■ PASSAGE TO READ:
## Start

This technique produces a rough edge with mini serrations, and works well with an angle grinder. I don't know if its possible to do this approach with other grinding tools. The blade is sharpened as normal, but its moved over the grinder disc as quickly as can be done safely, rather than gradually. The idea is to pass the whole length of the blade over the disc in about half a second. The result is fairly sharp, but rough and uneven. It effectively creates ungraceful serrations. A rough old grinding disc creates more serration than a new smooth one.
This method isn't often the best choice, but can be used where existing serrations are too uneven to sharpen usefully, and where conversion to a plain edge is unworkable for some reason, eg not enough metal left, or would require grinding an excessive amount of metal away. Its also a very quick easy way to deal with serrated knifes that are barely worth the trouble of sharpening.
In principle its possible to sharpen cresent shaped serrations and maintain their shape. Its very time consuming and not very pointful, so seldom done. A very small manual stick can sharpen these if needed. Narrow serrations can't practically be done this way.
Plain blade conversion
The final option is to remove enough metal to convert the knife to a plain blade. This is usually not necessary, but is the only way to ensure a blade that's sharp every millimetre of its length.
One sided blades
Many knives come ground on one side only. This causes them to wander off line when cutting, which is a pain in the kitchen. Its a good idea to grind them only on the unground side to reduce this tendency. Only the very minimum grinding on the originally ground side is done to remove the burr, preferably with a steel.
There are several tools for sharpening kitchen blades.
Manual sharpening is slow, and stock removal even slower. Nevertheless some people prefer this approach.
- Oilstones are abrasive stones that work well wetted with oil. They should not be used dry, or can wear down very quickly.
- Waterstones are abrasive stones that work best wetted with water.
- Both are called whetstones
Diamond sharpening stones are flat steel plates coated with synthetic diamond dust. Diamond will grind even the hardest materials, such as ceramic knives.
A traditional steel restores a microscopically bent cutting edge by restraightening it. It also acts as a file. These were traditionally used between abrasive sharpenings as an intermediate way to prolong sharpness.
Most knives use metal soft enough to benefit from use of a steel. They're no use on harder non-steel finishes.
The abrasive steel is a traditional steel but with some added abrasive. It primarily acts like a traditional steel, but also provides a little grinding as well, thus prolonging sharpening intervals further.

## End

■ WORK INSTRUCTIONS:
A. Can you update the records from their start through the line containing "legend-label: AMZN — [1096, 290, 1124, 301]", replacing "legend-label" with "legend-text" and changing nothing else? Give back only those lines.
B. What would come next in the piece on sharpening kitchen knives? Continue it from its final sentence.

■ DATA TO USE:
## Start

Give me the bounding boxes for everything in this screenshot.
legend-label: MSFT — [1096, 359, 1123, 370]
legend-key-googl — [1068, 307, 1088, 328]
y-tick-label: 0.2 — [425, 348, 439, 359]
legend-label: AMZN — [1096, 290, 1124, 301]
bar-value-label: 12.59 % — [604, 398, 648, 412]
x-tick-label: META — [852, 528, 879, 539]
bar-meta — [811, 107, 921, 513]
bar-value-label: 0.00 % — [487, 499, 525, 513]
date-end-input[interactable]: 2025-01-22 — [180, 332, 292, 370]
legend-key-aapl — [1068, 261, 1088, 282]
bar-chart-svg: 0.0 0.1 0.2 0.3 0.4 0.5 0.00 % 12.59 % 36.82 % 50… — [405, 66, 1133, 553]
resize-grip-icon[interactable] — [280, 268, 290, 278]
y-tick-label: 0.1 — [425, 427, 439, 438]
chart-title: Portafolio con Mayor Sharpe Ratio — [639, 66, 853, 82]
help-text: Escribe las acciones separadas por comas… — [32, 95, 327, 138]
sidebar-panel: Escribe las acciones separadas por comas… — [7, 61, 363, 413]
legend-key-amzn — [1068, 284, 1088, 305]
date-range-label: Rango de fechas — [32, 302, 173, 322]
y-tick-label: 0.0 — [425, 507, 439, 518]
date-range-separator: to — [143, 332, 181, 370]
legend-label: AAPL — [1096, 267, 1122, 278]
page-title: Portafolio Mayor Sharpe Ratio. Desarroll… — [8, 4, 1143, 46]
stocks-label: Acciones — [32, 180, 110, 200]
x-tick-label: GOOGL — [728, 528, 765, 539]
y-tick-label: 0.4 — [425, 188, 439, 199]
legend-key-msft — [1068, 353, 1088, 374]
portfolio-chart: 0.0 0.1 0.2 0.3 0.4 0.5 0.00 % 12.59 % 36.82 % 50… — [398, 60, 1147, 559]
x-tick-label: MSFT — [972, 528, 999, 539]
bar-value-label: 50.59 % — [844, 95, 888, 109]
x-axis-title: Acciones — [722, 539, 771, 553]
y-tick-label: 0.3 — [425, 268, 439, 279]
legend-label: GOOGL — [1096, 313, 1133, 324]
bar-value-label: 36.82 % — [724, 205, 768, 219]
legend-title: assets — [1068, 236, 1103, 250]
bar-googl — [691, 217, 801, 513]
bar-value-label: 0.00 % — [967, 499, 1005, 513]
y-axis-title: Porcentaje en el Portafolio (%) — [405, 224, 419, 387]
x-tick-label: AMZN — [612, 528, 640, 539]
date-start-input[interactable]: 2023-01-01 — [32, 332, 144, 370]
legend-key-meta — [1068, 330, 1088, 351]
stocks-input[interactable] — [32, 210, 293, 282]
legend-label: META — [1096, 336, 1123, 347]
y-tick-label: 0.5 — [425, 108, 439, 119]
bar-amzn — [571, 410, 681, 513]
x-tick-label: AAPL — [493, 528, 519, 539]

## End

■ PER-TASK OUTPUTS:
A.
Give me the bounding boxes for everything in this screenshot.
legend-text: MSFT — [1096, 359, 1123, 370]
legend-key-googl — [1068, 307, 1088, 328]
y-tick-label: 0.2 — [425, 348, 439, 359]
legend-text: AMZN — [1096, 290, 1124, 301]

B.
Abrasive paper may be used on a dead flat surface (eg glass) for sharpening. This has popularly become known as the 'scary sharp' method, as by progressing through increasingly fine grades its possible to achieve a very high level of sharpness.
Several different abrasives are found on abrasive paper, including alox, emery, tungsten carbide, zirconium, sharp sand and others. These are frequently loosely referred to as sandpaper. To sharpen steel blades, a sufficiently hard abrasive is required, sand is no use. Wet & dry paper is suitable.
The small size makes it slow.
The knife blade is drawn over a set of hard steel discs. These deburr and to some extent file the knife. Usually the angle is not adjustable. If you're happy with the fixed angle, these work like a steel, but are easier to use as the angles are controlled by the sharpener.
V shaped stone
A small V shaped stone in a handle makes control of angles easier. However they're not adjustable. Easy to use if you're happy with the same preset angle on everything. They can even sharpen some types of serration middlingly well - the blade is drawn slowly in both directions.
Kitchen knife sharpener
Low cost motorised domestic knife sharpeners are available. One go with one of these caused me to abandon all hope.
There are also good quality machines that can produce a fine edge. Many users like them, but they tend to be pricey.
Bench grinders are probaby the best option for all-purpose sharpening. They are the standard engineer's choice for sharpening a wide range of blades. But they don't look particularly graceful in the kitchen!
The suggestion of using an angle grinder to sharpen knives often raises eyebrows. They are very fast and effective, able to sharpen a totally blunt knife in 20-30 seconds, and remove stock to create a new edge in under a minute. This speed makes it easy and practical to sharpen all one's knives quickly, table knives included.
However, as sharpeners they have some sizeable flaws, and some precautions are very necessary.
The knife blade must be kept moving, don't ever grind one stationary spot. Doing so would overheat the metal 5-10 seconds, and if this happens the blade will never be able to keep an edge again.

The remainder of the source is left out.